*Task instructions*.
Reproduce all of the material word for word.

*Input data*.

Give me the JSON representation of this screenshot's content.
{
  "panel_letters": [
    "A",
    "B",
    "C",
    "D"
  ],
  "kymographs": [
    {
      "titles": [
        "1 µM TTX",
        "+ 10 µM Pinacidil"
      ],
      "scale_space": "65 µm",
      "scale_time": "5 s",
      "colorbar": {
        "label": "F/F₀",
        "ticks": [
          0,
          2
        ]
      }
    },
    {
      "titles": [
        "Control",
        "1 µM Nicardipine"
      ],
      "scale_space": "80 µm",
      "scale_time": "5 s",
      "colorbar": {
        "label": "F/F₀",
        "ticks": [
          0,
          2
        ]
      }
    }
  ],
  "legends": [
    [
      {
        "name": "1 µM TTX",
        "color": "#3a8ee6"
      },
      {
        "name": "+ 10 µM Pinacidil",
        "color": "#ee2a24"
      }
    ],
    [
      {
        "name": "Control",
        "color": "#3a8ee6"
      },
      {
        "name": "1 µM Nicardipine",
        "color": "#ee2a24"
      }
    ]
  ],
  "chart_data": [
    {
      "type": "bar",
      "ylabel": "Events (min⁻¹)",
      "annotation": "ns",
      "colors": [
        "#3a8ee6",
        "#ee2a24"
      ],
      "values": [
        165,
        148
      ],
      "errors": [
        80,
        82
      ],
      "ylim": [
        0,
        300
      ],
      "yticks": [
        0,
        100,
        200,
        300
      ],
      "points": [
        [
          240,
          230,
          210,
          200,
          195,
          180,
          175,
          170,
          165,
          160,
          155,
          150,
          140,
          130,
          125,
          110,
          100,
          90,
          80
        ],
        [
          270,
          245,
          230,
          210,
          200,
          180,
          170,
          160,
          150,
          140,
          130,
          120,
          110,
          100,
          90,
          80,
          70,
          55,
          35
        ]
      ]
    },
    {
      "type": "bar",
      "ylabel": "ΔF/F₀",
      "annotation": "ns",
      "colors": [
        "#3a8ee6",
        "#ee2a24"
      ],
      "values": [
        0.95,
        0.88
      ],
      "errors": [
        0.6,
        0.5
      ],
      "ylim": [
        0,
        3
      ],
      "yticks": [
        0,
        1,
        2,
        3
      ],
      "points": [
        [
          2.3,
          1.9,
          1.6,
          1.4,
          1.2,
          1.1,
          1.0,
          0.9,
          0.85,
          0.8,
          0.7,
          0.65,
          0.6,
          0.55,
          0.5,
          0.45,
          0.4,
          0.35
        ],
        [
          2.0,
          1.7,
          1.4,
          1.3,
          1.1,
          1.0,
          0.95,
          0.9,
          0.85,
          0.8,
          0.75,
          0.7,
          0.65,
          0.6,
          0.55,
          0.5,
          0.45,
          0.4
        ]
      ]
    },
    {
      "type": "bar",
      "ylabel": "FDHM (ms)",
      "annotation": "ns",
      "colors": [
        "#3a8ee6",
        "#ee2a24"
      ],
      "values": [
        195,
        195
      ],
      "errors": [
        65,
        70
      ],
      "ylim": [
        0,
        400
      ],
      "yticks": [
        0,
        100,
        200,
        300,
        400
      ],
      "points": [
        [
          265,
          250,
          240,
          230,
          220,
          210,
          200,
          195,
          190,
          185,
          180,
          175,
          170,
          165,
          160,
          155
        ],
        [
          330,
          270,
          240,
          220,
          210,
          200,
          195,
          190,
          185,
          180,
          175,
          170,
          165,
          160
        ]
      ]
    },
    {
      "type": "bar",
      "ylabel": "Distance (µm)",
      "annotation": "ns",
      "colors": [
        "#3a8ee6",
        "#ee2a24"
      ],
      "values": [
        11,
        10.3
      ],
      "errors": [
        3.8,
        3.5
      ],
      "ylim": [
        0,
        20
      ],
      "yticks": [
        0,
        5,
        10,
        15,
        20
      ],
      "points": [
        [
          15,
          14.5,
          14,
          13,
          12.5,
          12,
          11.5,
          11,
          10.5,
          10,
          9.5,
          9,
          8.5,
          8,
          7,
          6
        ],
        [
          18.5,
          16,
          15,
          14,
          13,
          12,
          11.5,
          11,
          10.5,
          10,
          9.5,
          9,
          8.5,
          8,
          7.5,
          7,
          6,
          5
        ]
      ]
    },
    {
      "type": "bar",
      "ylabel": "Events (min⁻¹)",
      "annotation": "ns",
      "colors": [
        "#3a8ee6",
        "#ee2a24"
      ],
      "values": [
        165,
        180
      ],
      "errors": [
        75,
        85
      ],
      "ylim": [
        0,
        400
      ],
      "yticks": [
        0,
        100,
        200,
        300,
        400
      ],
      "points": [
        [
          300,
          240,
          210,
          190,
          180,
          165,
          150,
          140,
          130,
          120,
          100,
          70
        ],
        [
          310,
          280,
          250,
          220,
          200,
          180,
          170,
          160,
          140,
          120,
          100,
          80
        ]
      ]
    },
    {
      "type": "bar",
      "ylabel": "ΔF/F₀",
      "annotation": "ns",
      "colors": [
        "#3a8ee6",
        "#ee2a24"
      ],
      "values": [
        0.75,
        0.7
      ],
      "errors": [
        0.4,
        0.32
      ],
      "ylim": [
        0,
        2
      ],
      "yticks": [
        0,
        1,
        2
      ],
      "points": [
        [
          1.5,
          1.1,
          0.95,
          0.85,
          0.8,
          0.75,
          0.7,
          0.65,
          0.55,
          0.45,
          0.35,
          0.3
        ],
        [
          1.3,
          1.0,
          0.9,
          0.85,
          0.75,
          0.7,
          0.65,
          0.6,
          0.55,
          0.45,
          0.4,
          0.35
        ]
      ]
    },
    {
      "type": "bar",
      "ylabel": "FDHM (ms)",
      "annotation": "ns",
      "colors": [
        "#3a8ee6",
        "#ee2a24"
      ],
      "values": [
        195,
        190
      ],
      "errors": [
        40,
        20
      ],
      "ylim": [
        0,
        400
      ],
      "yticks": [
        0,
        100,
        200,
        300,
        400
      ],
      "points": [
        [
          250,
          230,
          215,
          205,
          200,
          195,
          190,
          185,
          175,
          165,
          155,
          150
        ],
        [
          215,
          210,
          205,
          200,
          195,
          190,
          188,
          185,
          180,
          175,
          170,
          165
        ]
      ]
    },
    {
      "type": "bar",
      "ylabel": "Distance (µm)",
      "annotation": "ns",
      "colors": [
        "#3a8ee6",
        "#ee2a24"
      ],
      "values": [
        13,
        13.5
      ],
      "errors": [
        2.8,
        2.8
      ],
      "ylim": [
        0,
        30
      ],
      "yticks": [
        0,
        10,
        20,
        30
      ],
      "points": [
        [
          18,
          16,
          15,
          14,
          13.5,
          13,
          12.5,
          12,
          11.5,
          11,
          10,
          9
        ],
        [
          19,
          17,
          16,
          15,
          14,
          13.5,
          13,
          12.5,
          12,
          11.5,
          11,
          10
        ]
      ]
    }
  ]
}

*Full solution*.
Give me the JSON representation of this screenshot's content.
{
  "panel_letters": [
    "A",
    "B",
    "C",
    "D"
  ],
  "kymographs": [
    {
      "titles": [
        "1 µM TTX",
        "+ 10 µM Pinacidil"
      ],
      "scale_space": "65 µm",
      "scale_time": "5 s",
      "colorbar": {
        "label": "F/F₀",
        "ticks": [
          0,
          2
        ]
      }
    },
    {
      "titles": [
        "Control",
        "1 µM Nicardipine"
      ],
      "scale_space": "80 µm",
      "scale_time": "5 s",
      "colorbar": {
        "label": "F/F₀",
        "ticks": [
          0,
          2
        ]
      }
    }
  ],
  "legends": [
    [
      {
        "name": "1 µM TTX",
        "color": "#3a8ee6"
      },
      {
        "name": "+ 10 µM Pinacidil",
        "color": "#ee2a24"
      }
    ],
    [
      {
        "name": "Control",
        "color": "#3a8ee6"
      },
      {
        "name": "1 µM Nicardipine",
        "color": "#ee2a24"
      }
    ]
  ],
  "chart_data": [
    {
      "type": "bar",
      "ylabel": "Events (min⁻¹)",
      "annotation": "ns",
      "colors": [
        "#3a8ee6",
        "#ee2a24"
      ],
      "values": [
        165,
        148
      ],
      "errors": [
        80,
        82
      ],
      "ylim": [
        0,
        300
      ],
      "yticks": [
        0,
        100,
        200,
        300
      ],
      "points": [
        [
          240,
          230,
          210,
          200,
          195,
          180,
          175,
          170,
          165,
          160,
          155,
          150,
          140,
          130,
          125,
          110,
          100,
          90,
          80
        ],
        [
          270,
          245,
          230,
          210,
          200,
          180,
          170,
          160,
          150,
          140,
          130,
          120,
          110,
          100,
          90,
          80,
          70,
          55,
          35
        ]
      ]
    },
    {
      "type": "bar",
      "ylabel": "ΔF/F₀",
      "annotation": "ns",
      "colors": [
        "#3a8ee6",
        "#ee2a24"
      ],
      "values": [
        0.95,
        0.88
      ],
      "errors": [
        0.6,
        0.5
      ],
      "ylim": [
        0,
        3
      ],
      "yticks": [
        0,
        1,
        2,
        3
      ],
      "points": [
        [
          2.3,
          1.9,
          1.6,
          1.4,
          1.2,
          1.1,
          1.0,
          0.9,
          0.85,
          0.8,
          0.7,
          0.65,
          0.6,
          0.55,
          0.5,
          0.45,
          0.4,
          0.35
        ],
        [
          2.0,
          1.7,
          1.4,
          1.3,
          1.1,
          1.0,
          0.95,
          0.9,
          0.85,
          0.8,
          0.75,
          0.7,
          0.65,
          0.6,
          0.55,
          0.5,
          0.45,
          0.4
        ]
      ]
    },
    {
      "type": "bar",
      "ylabel": "FDHM (ms)",
      "annotation": "ns",
      "colors": [
        "#3a8ee6",
        "#ee2a24"
      ],
      "values": [
        195,
        195
      ],
      "errors": [
        65,
        70
      ],
      "ylim": [
        0,
        400
      ],
      "yticks": [
        0,
        100,
        200,
        300,
        400
      ],
      "points": [
        [
          265,
          250,
          240,
          230,
          220,
          210,
          200,
          195,
          190,
          185,
          180,
          175,
          170,
          165,
          160,
          155
        ],
        [
          330,
          270,
          240,
          220,
          210,
          200,
          195,
          190,
          185,
          180,
          175,
          170,
          165,
          160
        ]
      ]
    },
    {
      "type": "bar",
      "ylabel": "Distance (µm)",
      "annotation": "ns",
      "colors": [
        "#3a8ee6",
        "#ee2a24"
      ],
      "values": [
        11,
        10.3
      ],
      "errors": [
        3.8,
        3.5
      ],
      "ylim": [
        0,
        20
      ],
      "yticks": [
        0,
        5,
        10,
        15,
        20
      ],
      "points": [
        [
          15,
          14.5,
          14,
          13,
          12.5,
          12,
          11.5,
          11,
          10.5,
          10,
          9.5,
          9,
          8.5,
          8,
          7,
          6
        ],
        [
          18.5,
          16,
          15,
          14,
          13,
          12,
          11.5,
          11,
          10.5,
          10,
          9.5,
          9,
          8.5,
          8,
          7.5,
          7,
          6,
          5
        ]
      ]
    },
    {
      "type": "bar",
      "ylabel": "Events (min⁻¹)",
      "annotation": "ns",
      "colors": [
        "#3a8ee6",
        "#ee2a24"
      ],
      "values": [
        165,
        180
      ],
      "errors": [
        75,
        85
      ],
      "ylim": [
        0,
        400
      ],
      "yticks": [
        0,
        100,
        200,
        300,
        400
      ],
      "points": [
        [
          300,
          240,
          210,
          190,
          180,
          165,
          150,
          140,
          130,
          120,
          100,
          70
        ],
        [
          310,
          280,
          250,
          220,
          200,
          180,
          170,
          160,
          140,
          120,
          100,
          80
        ]
      ]
    },
    {
      "type": "bar",
      "ylabel": "ΔF/F₀",
      "annotation": "ns",
      "colors": [
        "#3a8ee6",
        "#ee2a24"
      ],
      "values": [
        0.75,
        0.7
      ],
      "errors": [
        0.4,
        0.32
      ],
      "ylim": [
        0,
        2
      ],
      "yticks": [
        0,
        1,
        2
      ],
      "points": [
        [
          1.5,
          1.1,
          0.95,
          0.85,
          0.8,
          0.75,
          0.7,
          0.65,
          0.55,
          0.45,
          0.35,
          0.3
        ],
        [
          1.3,
          1.0,
          0.9,
          0.85,
          0.75,
          0.7,
          0.65,
          0.6,
          0.55,
          0.45,
          0.4,
          0.35
        ]
      ]
    },
    {
      "type": "bar",
      "ylabel": "FDHM (ms)",
      "annotation": "ns",
      "colors": [
        "#3a8ee6",
        "#ee2a24"
      ],
      "values": [
        195,
        190
      ],
      "errors": [
        40,
        20
      ],
      "ylim": [
        0,
        400
      ],
      "yticks": [
        0,
        100,
        200,
        300,
        400
      ],
      "points": [
        [
          250,
          230,
          215,
          205,
          200,
          195,
          190,
          185,
          175,
          165,
          155,
          150
        ],
        [
          215,
          210,
          205,
          200,
          195,
          190,
          188,
          185,
          180,
          175,
          170,
          165
        ]
      ]
    },
    {
      "type": "bar",
      "ylabel": "Distance (µm)",
      "annotation": "ns",
      "colors": [
        "#3a8ee6",
        "#ee2a24"
      ],
      "values": [
        13,
        13.5
      ],
      "errors": [
        2.8,
        2.8
      ],
      "ylim": [
        0,
        30
      ],
      "yticks": [
        0,
        10,
        20,
        30
      ],
      "points": [
        [
          18,
          16,
          15,
          14,
          13.5,
          13,
          12.5,
          12,
          11.5,
          11,
          10,
          9
        ],
        [
          19,
          17,
          16,
          15,
          14,
          13.5,
          13,
          12.5,
          12,
          11.5,
          11,
          10
        ]
      ]
    }
  ]
}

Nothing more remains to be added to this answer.